WHAT THE EXERCISE ASKS: How many lines in this data contain the string "fast"? Reply with the number only.

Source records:
- - -

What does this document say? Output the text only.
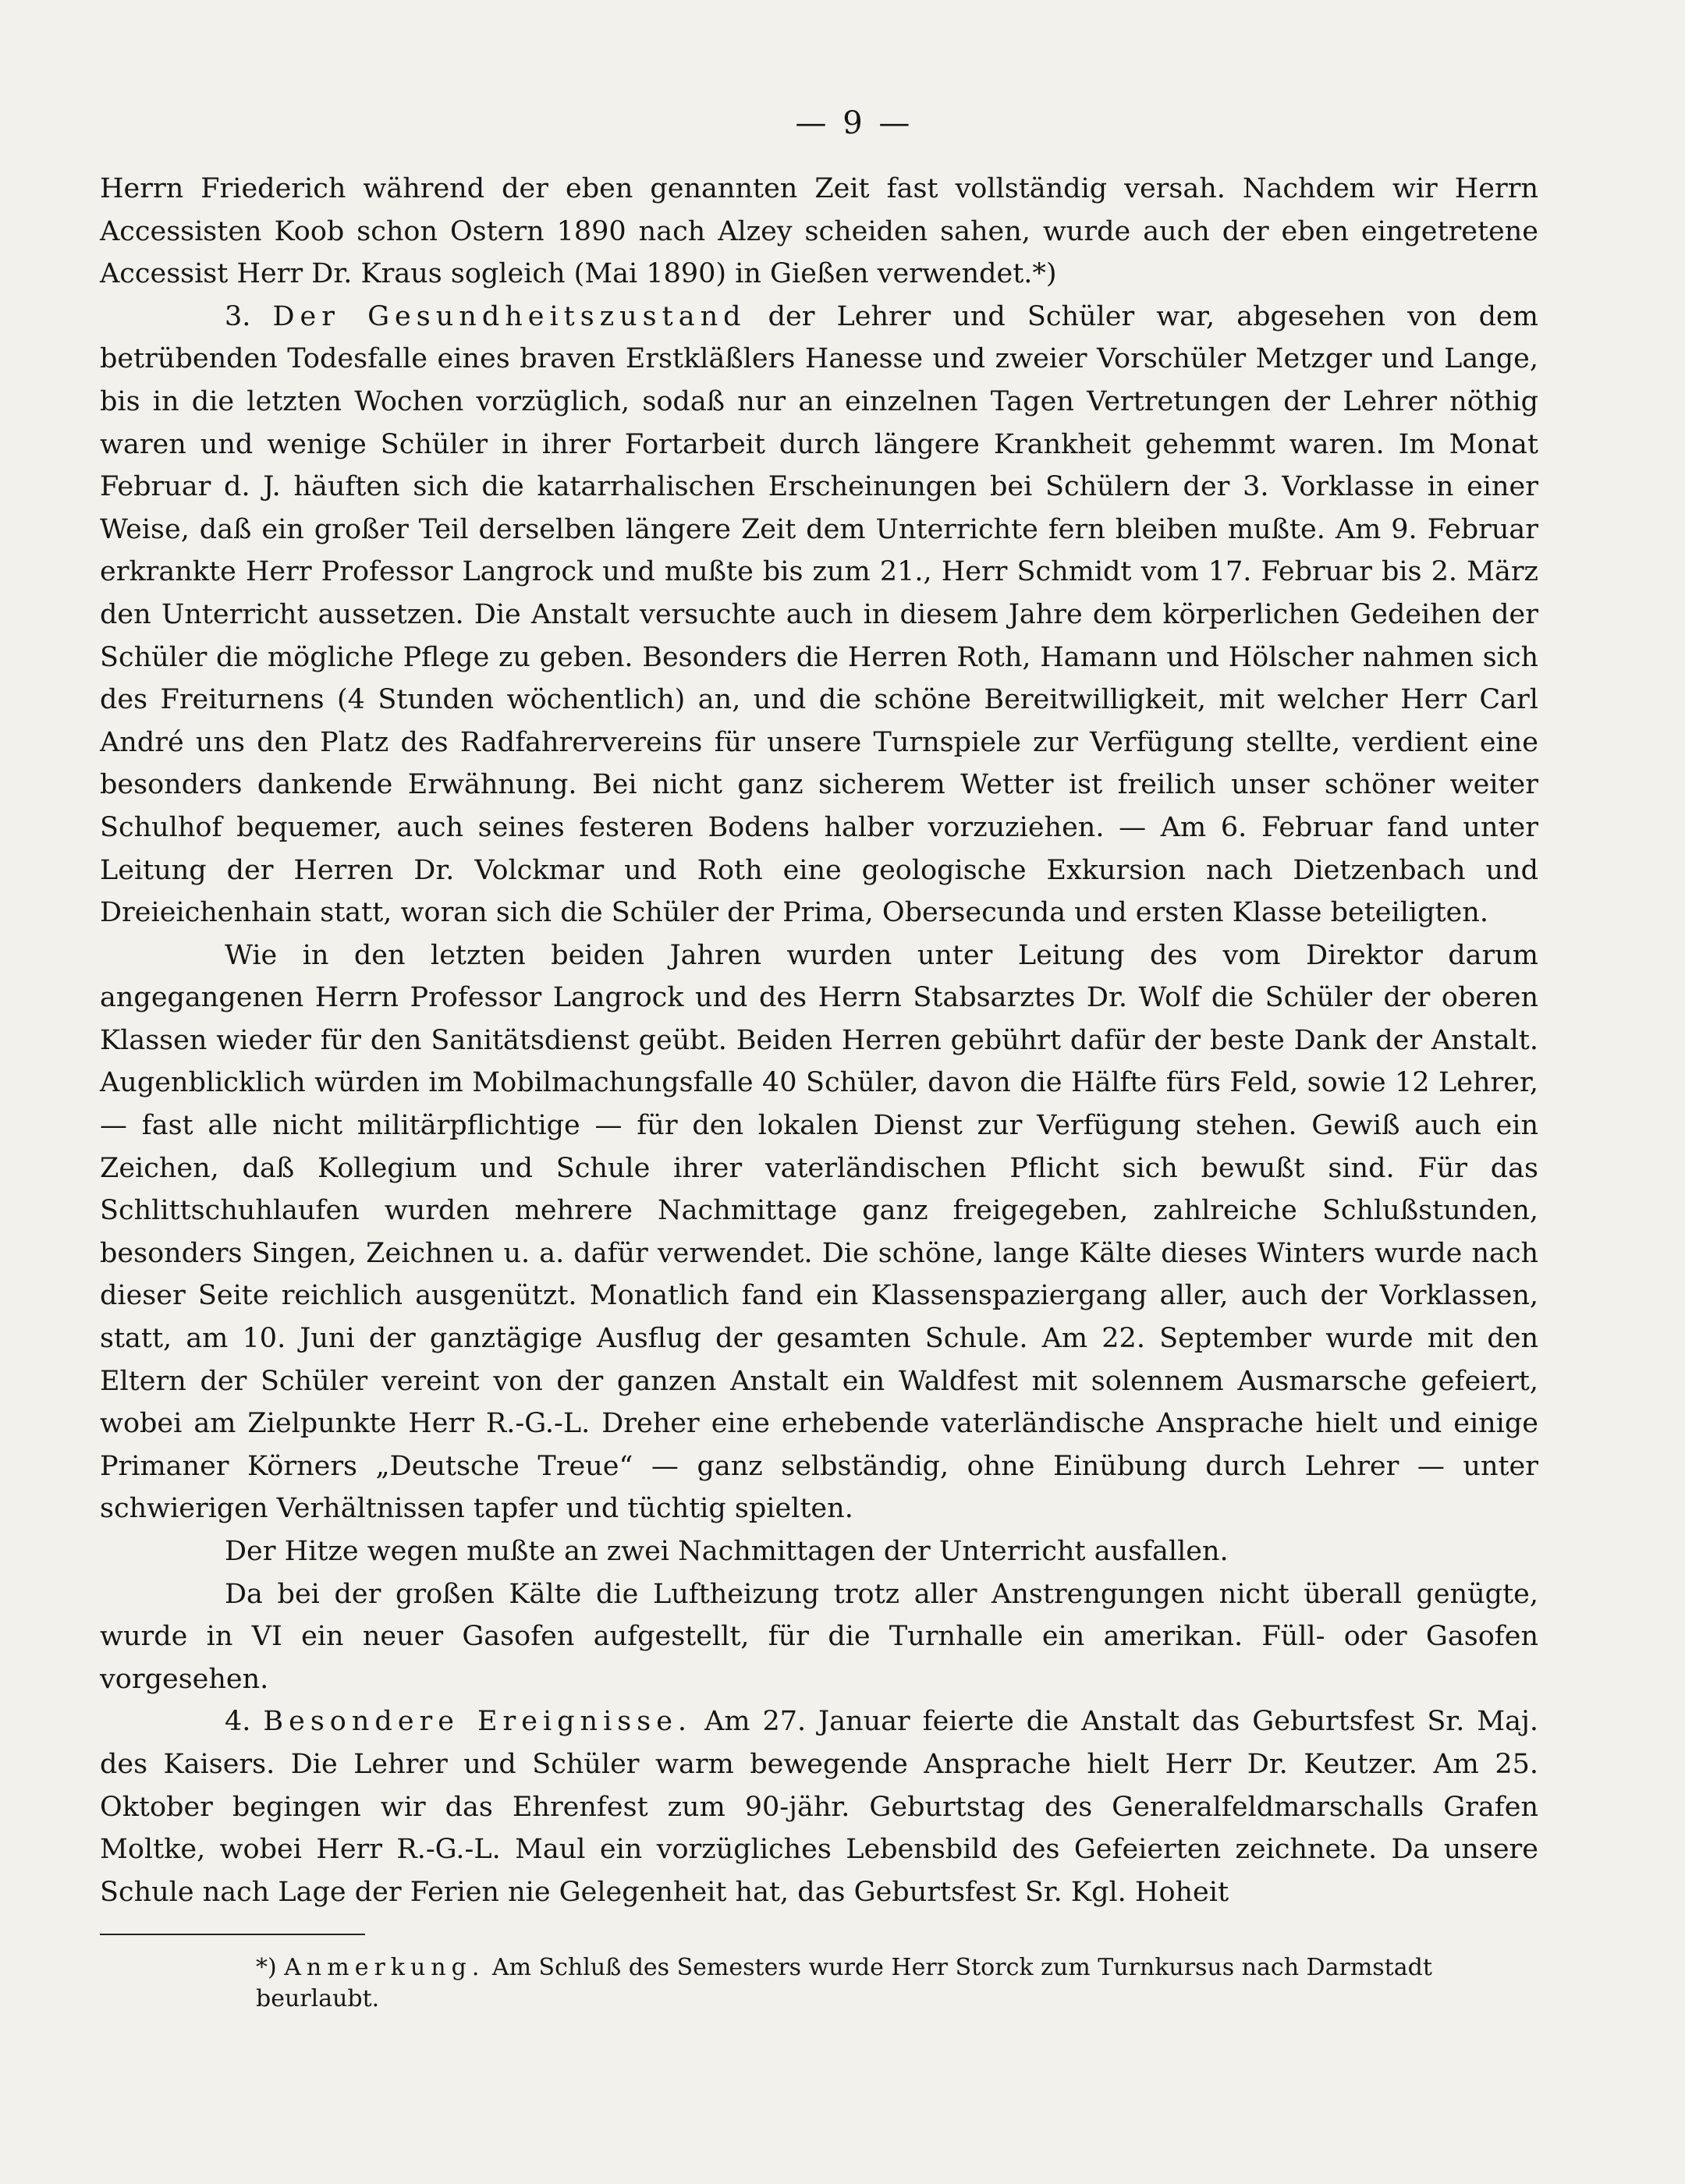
— 9 —

Herrn Friederich während der eben genannten Zeit fast vollständig versah. Nachdem wir Herrn Accessisten Koob schon Ostern 1890 nach Alzey scheiden sahen, wurde auch der eben eingetretene Accessist Herr Dr. Kraus sogleich (Mai 1890) in Gießen verwendet.*)

3. Der Gesundheitszustand der Lehrer und Schüler war, abgesehen von dem betrübenden Todesfalle eines braven Erstkläßlers Hanesse und zweier Vorschüler Metzger und Lange, bis in die letzten Wochen vorzüglich, sodaß nur an einzelnen Tagen Vertretungen der Lehrer nöthig waren und wenige Schüler in ihrer Fortarbeit durch längere Krankheit gehemmt waren. Im Monat Februar d. J. häuften sich die katarrhalischen Erscheinungen bei Schülern der 3. Vorklasse in einer Weise, daß ein großer Teil derselben längere Zeit dem Unterrichte fern bleiben mußte. Am 9. Februar erkrankte Herr Professor Langrock und mußte bis zum 21., Herr Schmidt vom 17. Februar bis 2. März den Unterricht aussetzen. Die Anstalt versuchte auch in diesem Jahre dem körperlichen Gedeihen der Schüler die mögliche Pflege zu geben. Besonders die Herren Roth, Hamann und Hölscher nahmen sich des Freiturnens (4 Stunden wöchentlich) an, und die schöne Bereitwilligkeit, mit welcher Herr Carl André uns den Platz des Radfahrervereins für unsere Turnspiele zur Verfügung stellte, verdient eine besonders dankende Erwähnung. Bei nicht ganz sicherem Wetter ist freilich unser schöner weiter Schulhof bequemer, auch seines festeren Bodens halber vorzuziehen. — Am 6. Februar fand unter Leitung der Herren Dr. Volckmar und Roth eine geologische Exkursion nach Dietzenbach und Dreieichenhain statt, woran sich die Schüler der Prima, Obersecunda und ersten Klasse beteiligten.

Wie in den letzten beiden Jahren wurden unter Leitung des vom Direktor darum angegangenen Herrn Professor Langrock und des Herrn Stabsarztes Dr. Wolf die Schüler der oberen Klassen wieder für den Sanitätsdienst geübt. Beiden Herren gebührt dafür der beste Dank der Anstalt. Augenblicklich würden im Mobilmachungsfalle 40 Schüler, davon die Hälfte fürs Feld, sowie 12 Lehrer, — fast alle nicht militärpflichtige — für den lokalen Dienst zur Verfügung stehen. Gewiß auch ein Zeichen, daß Kollegium und Schule ihrer vaterländischen Pflicht sich bewußt sind. Für das Schlittschuhlaufen wurden mehrere Nachmittage ganz freigegeben, zahlreiche Schlußstunden, besonders Singen, Zeichnen u. a. dafür verwendet. Die schöne, lange Kälte dieses Winters wurde nach dieser Seite reichlich ausgenützt. Monatlich fand ein Klassenspaziergang aller, auch der Vorklassen, statt, am 10. Juni der ganztägige Ausflug der gesamten Schule. Am 22. September wurde mit den Eltern der Schüler vereint von der ganzen Anstalt ein Waldfest mit solennem Ausmarsche gefeiert, wobei am Zielpunkte Herr R.-G.-L. Dreher eine erhebende vaterländische Ansprache hielt und einige Primaner Körners „Deutsche Treue“ — ganz selbständig, ohne Einübung durch Lehrer — unter schwierigen Verhältnissen tapfer und tüchtig spielten.

Der Hitze wegen mußte an zwei Nachmittagen der Unterricht ausfallen.

Da bei der großen Kälte die Luftheizung trotz aller Anstrengungen nicht überall genügte, wurde in VI ein neuer Gasofen aufgestellt, für die Turnhalle ein amerikan. Füll- oder Gasofen vorgesehen.

4. Besondere Ereignisse. Am 27. Januar feierte die Anstalt das Geburtsfest Sr. Maj. des Kaisers. Die Lehrer und Schüler warm bewegende Ansprache hielt Herr Dr. Keutzer. Am 25. Oktober begingen wir das Ehrenfest zum 90-jähr. Geburtstag des Generalfeldmarschalls Grafen Moltke, wobei Herr R.-G.-L. Maul ein vorzügliches Lebensbild des Gefeierten zeichnete. Da unsere Schule nach Lage der Ferien nie Gelegenheit hat, das Geburtsfest Sr. Kgl. Hoheit

*) Anmerkung. Am Schluß des Semesters wurde Herr Storck zum Turnkursus nach Darmstadt beurlaubt.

- - -

RESULT: 2